▶ [Written task]: Read the entries below and pull out each line with the string "formar".

── Source data ──

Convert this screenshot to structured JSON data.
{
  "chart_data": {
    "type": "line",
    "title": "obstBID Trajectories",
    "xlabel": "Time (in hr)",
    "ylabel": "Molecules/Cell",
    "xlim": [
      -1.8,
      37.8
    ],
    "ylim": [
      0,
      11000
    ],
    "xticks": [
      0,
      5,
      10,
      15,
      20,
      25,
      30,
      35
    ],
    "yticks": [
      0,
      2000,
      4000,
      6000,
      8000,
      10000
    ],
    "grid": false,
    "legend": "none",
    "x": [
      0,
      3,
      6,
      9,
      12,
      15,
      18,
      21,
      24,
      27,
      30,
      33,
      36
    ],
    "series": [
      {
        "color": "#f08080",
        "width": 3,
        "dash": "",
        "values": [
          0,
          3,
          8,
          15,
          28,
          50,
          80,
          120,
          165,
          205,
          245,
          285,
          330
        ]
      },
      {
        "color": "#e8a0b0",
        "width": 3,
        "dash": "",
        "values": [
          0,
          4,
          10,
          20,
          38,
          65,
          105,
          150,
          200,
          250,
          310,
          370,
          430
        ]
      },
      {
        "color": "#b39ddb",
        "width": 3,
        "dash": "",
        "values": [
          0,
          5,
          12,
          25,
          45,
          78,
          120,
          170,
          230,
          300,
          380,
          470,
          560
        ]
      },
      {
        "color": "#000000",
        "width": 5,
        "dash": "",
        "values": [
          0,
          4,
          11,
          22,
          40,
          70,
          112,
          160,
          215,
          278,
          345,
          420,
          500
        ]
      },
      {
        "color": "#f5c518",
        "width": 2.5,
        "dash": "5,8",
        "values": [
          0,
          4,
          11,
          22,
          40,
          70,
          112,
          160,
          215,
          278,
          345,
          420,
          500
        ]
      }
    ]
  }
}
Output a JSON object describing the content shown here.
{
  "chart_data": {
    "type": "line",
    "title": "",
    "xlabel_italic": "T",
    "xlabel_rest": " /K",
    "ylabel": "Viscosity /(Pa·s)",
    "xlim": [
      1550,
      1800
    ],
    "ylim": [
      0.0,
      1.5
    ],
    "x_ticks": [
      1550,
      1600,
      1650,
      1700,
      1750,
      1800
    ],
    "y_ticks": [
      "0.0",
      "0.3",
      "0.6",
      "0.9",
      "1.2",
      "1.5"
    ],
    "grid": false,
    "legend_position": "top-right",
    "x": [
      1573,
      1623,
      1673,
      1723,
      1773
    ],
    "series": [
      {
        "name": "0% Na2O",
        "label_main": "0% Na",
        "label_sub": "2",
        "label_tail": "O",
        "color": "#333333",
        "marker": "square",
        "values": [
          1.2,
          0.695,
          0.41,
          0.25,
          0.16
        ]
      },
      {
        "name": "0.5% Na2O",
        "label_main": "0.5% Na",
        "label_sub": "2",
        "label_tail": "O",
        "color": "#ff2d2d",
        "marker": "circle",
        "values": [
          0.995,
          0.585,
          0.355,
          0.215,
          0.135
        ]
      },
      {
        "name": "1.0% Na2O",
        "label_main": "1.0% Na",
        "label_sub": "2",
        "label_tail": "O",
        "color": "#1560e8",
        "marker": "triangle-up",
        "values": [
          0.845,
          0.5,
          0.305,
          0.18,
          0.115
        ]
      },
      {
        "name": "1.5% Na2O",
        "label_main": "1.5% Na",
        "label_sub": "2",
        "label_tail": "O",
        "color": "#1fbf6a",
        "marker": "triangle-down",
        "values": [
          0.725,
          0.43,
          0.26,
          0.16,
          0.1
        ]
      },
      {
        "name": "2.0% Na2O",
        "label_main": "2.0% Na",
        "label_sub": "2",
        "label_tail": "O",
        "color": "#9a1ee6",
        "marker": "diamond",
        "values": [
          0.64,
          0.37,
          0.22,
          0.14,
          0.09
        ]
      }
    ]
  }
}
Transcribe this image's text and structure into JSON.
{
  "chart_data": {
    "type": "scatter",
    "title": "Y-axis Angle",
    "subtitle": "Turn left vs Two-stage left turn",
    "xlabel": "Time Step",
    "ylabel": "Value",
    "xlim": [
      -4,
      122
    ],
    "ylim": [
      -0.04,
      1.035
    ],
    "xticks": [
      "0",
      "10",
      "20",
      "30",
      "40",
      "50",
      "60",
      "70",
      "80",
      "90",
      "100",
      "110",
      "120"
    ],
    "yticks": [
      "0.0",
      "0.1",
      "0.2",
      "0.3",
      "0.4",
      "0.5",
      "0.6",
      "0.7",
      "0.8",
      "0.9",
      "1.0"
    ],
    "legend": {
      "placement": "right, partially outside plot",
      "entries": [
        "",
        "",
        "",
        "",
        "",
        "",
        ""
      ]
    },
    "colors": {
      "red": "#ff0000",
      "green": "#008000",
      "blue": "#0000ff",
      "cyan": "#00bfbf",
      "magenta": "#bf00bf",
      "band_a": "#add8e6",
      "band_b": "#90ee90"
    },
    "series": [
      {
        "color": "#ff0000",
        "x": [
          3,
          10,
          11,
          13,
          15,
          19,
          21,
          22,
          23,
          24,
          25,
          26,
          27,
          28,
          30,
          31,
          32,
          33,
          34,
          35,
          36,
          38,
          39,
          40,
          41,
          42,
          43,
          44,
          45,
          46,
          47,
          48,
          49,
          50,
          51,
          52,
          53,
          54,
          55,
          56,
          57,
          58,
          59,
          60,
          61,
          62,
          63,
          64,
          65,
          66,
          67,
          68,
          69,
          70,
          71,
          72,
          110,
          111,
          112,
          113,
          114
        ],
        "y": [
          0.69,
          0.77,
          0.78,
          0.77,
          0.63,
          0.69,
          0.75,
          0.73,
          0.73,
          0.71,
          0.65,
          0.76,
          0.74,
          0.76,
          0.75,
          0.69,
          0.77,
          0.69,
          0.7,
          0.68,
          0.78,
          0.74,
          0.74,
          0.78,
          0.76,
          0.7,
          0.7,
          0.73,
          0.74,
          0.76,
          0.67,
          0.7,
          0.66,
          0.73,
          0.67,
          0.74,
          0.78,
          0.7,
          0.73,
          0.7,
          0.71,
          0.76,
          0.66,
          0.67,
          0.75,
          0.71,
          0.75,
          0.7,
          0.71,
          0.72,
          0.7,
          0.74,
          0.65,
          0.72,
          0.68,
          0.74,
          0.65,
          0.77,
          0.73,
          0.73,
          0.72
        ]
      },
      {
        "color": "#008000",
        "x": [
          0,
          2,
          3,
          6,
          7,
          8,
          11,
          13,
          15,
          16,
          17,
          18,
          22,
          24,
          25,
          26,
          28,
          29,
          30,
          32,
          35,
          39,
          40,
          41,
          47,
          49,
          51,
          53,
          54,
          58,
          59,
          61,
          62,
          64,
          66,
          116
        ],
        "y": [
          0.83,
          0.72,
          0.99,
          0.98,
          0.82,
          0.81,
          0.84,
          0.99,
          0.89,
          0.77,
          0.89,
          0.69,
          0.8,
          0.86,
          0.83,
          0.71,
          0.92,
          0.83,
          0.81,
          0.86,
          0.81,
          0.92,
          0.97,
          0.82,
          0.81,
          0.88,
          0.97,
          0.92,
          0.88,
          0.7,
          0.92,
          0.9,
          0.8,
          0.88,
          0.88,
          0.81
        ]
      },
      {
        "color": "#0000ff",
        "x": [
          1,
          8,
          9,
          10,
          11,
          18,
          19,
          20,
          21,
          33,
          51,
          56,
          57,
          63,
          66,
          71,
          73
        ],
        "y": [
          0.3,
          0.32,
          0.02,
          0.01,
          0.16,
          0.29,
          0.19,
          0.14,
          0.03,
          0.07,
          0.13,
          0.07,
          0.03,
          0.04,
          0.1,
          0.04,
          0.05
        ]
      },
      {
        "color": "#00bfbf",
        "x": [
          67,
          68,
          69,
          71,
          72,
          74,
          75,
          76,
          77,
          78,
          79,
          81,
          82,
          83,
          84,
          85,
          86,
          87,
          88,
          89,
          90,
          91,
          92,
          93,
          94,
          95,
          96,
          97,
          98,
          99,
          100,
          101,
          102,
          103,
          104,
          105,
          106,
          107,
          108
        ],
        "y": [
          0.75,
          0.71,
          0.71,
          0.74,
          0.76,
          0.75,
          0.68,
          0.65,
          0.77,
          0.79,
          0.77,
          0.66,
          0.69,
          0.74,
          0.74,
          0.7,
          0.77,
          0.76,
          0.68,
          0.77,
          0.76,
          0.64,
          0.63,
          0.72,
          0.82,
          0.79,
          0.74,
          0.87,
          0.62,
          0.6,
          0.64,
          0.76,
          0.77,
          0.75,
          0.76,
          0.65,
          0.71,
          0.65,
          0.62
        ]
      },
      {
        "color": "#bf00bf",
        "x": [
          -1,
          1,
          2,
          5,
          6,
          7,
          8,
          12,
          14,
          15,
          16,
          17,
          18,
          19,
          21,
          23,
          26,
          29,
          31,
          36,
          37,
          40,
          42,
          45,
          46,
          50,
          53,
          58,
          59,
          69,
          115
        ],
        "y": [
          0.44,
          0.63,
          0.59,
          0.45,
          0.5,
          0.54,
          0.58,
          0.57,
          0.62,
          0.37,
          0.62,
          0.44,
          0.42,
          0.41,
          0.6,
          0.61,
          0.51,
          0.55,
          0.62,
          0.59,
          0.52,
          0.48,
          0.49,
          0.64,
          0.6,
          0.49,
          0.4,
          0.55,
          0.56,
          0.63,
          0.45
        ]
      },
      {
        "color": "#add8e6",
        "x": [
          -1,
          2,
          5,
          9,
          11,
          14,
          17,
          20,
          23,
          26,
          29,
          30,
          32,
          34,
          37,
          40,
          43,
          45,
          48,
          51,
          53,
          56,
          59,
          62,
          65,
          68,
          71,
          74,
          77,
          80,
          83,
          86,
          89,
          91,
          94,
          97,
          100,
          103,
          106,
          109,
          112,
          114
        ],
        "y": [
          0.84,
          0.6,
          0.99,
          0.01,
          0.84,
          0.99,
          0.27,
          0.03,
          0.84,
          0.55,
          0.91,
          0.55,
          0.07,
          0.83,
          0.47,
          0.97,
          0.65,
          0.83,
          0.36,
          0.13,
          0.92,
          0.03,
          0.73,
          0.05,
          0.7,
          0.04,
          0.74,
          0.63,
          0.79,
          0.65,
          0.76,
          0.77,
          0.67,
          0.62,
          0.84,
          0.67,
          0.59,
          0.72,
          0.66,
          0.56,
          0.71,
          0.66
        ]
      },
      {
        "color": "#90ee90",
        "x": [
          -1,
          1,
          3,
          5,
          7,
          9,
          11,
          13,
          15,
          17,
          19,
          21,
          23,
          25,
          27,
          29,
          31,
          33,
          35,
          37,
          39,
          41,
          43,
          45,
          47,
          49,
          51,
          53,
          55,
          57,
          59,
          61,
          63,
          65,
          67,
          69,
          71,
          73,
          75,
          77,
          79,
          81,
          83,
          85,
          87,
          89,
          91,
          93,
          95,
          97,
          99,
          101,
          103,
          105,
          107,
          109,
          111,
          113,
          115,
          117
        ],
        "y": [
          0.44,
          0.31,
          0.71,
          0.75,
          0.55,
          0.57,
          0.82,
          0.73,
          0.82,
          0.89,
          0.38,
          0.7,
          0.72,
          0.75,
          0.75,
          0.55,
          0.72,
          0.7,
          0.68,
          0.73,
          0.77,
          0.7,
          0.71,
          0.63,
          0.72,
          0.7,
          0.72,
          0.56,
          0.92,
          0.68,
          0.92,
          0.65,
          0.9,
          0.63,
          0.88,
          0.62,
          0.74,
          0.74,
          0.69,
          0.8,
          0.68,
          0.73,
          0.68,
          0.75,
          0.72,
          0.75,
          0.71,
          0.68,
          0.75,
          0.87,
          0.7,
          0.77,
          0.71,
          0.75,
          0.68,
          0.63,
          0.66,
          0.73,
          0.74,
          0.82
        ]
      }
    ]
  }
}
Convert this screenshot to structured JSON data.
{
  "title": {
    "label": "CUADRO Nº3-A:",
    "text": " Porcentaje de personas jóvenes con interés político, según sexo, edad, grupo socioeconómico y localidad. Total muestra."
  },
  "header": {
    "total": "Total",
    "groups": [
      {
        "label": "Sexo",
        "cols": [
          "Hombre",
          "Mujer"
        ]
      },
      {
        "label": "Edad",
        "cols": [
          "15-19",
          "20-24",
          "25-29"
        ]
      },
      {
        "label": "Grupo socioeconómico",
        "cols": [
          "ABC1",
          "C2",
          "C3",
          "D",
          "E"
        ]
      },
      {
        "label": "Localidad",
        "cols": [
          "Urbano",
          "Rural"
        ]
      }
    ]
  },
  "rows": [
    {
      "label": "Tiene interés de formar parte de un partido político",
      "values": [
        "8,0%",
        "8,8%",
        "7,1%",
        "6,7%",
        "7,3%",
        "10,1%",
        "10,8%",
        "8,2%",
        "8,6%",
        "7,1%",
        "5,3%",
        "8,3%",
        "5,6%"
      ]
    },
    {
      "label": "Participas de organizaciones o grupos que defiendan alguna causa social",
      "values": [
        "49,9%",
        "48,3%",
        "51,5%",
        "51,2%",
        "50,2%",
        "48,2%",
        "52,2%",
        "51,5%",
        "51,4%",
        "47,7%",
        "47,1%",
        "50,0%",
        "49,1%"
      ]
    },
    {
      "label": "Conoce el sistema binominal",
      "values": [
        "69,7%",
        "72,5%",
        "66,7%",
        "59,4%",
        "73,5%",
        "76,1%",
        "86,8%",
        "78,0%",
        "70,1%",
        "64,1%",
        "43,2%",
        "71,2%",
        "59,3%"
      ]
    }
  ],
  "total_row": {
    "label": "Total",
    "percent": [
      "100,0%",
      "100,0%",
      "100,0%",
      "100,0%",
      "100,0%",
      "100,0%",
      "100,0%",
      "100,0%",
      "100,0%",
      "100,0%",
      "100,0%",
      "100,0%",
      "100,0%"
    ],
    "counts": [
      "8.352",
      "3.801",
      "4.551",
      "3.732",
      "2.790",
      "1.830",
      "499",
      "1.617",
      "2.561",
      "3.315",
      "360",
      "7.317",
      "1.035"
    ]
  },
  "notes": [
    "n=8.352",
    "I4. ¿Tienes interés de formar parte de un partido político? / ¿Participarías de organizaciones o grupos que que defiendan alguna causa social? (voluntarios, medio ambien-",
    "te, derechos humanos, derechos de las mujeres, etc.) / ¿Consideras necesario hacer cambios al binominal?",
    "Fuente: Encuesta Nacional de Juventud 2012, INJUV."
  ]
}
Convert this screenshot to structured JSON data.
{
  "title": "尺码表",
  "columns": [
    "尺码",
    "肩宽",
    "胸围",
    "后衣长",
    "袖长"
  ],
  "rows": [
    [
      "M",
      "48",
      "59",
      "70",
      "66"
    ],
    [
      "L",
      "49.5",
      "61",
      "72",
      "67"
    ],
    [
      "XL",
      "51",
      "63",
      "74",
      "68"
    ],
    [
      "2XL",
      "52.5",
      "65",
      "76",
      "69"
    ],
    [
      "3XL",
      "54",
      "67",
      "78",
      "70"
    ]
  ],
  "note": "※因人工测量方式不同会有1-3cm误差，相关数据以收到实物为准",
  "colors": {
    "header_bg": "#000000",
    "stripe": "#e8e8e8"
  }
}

───

▶ [Expected output]:
      "label": "Tiene interés de formar parte de un partido político",
    "I4. ¿Tienes interés de formar parte de un partido político? / ¿Participarías de organizaciones o grupos que que defiendan alguna causa social? (voluntarios, medio ambien-",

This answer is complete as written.